Problem to work on:
Locate the string "ylabel" in the listing below. Copy every line where it is found.
=-=-=-=-=
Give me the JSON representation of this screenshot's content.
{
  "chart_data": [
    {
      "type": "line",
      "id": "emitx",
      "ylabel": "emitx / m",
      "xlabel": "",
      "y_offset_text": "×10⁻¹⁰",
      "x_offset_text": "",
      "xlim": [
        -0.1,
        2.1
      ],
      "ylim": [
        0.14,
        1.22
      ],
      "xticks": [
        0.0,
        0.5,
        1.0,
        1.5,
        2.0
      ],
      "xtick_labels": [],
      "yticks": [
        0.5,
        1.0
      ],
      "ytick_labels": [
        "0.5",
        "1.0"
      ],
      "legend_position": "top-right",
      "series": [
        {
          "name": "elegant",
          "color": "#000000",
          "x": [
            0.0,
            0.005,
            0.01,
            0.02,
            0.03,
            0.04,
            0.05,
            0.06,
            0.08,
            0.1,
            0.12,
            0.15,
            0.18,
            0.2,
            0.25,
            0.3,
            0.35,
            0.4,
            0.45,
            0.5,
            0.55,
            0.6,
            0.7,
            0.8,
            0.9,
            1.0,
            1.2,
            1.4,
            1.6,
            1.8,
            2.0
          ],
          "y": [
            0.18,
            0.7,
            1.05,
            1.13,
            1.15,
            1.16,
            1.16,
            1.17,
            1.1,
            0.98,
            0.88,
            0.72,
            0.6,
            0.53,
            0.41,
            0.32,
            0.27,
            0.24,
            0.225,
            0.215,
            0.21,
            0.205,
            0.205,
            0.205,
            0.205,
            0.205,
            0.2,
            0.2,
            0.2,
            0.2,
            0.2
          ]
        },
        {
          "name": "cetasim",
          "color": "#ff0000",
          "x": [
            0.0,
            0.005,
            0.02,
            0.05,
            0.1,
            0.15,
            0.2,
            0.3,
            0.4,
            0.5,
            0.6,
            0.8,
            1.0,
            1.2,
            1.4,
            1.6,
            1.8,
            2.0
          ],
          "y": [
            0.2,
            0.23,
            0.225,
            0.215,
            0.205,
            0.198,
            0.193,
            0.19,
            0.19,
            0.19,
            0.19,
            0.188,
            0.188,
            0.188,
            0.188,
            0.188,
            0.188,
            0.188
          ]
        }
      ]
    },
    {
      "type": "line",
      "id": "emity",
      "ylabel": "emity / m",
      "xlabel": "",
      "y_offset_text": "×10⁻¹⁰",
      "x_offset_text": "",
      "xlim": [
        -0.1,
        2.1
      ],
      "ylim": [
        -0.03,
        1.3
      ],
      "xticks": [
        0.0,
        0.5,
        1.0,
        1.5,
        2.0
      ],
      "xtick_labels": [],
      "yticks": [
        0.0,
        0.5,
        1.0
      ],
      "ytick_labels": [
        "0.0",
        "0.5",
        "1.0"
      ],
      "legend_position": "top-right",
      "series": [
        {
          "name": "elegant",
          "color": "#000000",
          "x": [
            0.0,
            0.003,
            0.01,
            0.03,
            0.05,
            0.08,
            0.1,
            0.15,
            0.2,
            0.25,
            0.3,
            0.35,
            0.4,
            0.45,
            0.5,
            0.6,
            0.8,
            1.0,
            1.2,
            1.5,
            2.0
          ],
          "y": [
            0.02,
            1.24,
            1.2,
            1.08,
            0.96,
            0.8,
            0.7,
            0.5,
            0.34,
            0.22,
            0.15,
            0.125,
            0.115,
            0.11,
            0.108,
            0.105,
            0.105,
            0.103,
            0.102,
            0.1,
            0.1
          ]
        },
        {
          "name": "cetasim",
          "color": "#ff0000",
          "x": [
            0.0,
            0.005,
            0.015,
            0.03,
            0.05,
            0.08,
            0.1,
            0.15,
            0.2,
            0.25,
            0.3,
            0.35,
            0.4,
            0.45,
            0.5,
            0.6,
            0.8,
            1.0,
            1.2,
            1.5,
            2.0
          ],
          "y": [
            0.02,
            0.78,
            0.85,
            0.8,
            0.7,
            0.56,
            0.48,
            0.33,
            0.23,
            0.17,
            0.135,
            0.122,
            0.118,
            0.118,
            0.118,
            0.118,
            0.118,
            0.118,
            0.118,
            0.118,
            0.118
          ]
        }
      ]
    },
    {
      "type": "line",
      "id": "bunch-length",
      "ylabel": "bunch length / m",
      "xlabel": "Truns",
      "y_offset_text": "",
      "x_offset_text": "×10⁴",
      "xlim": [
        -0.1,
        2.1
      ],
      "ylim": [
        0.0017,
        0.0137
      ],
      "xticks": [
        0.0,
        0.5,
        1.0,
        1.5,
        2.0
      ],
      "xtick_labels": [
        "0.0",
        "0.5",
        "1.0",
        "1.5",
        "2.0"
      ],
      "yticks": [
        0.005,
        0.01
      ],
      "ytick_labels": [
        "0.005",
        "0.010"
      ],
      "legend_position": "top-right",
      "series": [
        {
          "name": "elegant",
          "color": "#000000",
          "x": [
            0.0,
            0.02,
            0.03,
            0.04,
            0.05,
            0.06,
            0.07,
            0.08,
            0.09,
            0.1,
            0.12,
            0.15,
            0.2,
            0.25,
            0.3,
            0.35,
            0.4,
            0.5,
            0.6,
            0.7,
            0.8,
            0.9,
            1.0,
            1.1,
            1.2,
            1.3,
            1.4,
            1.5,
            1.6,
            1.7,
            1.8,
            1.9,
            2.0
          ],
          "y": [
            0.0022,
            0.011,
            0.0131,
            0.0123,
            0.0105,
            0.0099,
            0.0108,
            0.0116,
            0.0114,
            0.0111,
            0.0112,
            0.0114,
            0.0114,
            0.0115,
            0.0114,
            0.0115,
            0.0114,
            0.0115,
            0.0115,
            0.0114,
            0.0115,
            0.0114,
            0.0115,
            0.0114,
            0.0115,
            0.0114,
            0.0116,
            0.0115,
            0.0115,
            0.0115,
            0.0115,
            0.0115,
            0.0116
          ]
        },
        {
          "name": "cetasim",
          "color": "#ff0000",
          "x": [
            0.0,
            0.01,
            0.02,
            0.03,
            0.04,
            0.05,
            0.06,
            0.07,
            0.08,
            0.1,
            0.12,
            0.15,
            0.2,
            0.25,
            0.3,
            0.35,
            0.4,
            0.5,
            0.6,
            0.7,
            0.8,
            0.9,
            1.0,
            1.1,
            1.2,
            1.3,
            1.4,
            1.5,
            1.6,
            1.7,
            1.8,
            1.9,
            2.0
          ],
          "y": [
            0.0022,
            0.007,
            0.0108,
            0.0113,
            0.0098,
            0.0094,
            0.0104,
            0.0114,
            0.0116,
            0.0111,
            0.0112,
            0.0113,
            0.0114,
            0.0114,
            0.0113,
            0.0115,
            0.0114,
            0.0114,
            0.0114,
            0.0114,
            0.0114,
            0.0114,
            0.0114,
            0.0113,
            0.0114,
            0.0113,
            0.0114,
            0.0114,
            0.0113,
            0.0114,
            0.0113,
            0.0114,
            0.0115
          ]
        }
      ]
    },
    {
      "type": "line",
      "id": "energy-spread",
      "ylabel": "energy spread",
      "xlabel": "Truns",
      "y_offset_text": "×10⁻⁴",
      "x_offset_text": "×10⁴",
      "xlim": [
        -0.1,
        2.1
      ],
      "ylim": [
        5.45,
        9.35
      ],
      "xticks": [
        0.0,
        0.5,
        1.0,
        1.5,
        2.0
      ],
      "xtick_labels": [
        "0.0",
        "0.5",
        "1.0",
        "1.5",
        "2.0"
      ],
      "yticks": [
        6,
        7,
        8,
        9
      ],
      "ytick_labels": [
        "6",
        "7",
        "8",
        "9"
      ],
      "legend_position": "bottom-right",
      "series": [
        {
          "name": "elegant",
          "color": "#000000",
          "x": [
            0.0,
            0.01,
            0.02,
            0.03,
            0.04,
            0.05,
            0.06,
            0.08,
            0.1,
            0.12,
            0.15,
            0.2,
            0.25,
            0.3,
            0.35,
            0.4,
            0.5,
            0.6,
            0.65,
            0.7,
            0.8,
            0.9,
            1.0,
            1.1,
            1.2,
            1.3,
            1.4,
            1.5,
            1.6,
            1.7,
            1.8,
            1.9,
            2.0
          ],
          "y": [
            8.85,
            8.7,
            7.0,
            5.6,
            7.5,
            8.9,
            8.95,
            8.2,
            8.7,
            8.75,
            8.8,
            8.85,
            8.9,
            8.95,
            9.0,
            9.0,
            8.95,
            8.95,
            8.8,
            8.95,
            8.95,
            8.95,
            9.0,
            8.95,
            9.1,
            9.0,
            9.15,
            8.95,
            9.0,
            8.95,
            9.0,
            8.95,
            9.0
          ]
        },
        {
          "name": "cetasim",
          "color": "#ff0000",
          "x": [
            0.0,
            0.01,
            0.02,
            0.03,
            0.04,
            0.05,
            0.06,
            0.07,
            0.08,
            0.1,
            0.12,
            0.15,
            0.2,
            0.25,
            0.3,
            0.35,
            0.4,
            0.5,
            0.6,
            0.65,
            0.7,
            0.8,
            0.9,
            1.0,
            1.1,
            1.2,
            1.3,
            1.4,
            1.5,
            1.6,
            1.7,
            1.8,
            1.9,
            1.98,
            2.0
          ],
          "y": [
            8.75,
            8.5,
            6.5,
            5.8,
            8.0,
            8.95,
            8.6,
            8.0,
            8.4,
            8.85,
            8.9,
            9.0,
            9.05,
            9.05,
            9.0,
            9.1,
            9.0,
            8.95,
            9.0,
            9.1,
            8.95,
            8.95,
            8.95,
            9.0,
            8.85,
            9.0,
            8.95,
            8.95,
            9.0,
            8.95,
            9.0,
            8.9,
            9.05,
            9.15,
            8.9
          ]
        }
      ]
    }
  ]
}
=-=-=-=-=
Result:
      "ylabel": "emitx / m",
      "ylabel": "emity / m",
      "ylabel": "bunch length / m",
      "ylabel": "energy spread",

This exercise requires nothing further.